[Data items]
========================================

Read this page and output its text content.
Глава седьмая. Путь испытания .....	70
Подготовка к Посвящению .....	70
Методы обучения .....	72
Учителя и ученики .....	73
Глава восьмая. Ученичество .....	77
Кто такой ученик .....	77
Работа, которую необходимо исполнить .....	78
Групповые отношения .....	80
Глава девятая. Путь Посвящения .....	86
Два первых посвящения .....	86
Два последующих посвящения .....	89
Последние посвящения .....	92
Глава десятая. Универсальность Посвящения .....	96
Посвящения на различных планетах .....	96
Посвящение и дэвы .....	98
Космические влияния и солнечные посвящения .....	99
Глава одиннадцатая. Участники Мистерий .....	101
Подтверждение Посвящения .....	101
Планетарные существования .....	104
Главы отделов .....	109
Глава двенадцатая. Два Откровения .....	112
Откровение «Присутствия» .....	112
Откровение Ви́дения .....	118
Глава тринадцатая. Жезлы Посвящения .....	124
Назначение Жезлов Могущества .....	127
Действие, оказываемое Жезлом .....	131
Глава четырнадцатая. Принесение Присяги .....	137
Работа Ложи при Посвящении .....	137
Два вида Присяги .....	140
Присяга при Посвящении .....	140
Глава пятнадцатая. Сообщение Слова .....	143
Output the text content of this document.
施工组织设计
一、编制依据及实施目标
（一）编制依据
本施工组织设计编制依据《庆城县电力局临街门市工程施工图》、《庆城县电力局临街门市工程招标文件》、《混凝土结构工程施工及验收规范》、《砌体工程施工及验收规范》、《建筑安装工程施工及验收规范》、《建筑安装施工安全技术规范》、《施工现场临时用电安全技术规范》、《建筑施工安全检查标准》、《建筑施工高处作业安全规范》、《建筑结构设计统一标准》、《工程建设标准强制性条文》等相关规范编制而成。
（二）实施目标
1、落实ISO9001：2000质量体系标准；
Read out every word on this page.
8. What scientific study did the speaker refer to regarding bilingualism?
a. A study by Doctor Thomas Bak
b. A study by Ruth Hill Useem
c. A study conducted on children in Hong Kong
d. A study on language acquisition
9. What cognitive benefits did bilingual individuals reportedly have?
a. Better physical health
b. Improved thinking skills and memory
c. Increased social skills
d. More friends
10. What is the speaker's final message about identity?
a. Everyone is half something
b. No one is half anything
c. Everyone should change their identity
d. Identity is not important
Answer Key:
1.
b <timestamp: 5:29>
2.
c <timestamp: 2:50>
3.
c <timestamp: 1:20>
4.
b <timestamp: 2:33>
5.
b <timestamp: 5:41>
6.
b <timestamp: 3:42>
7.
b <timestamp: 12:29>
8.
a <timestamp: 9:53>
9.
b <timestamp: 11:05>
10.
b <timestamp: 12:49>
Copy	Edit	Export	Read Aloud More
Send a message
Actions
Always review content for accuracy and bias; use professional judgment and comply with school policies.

========================================

## Written task
Pick out all lines from the data above in which the word "skills" appears.

## Right answer
b. Improved thinking skills and memory
c. Increased social skills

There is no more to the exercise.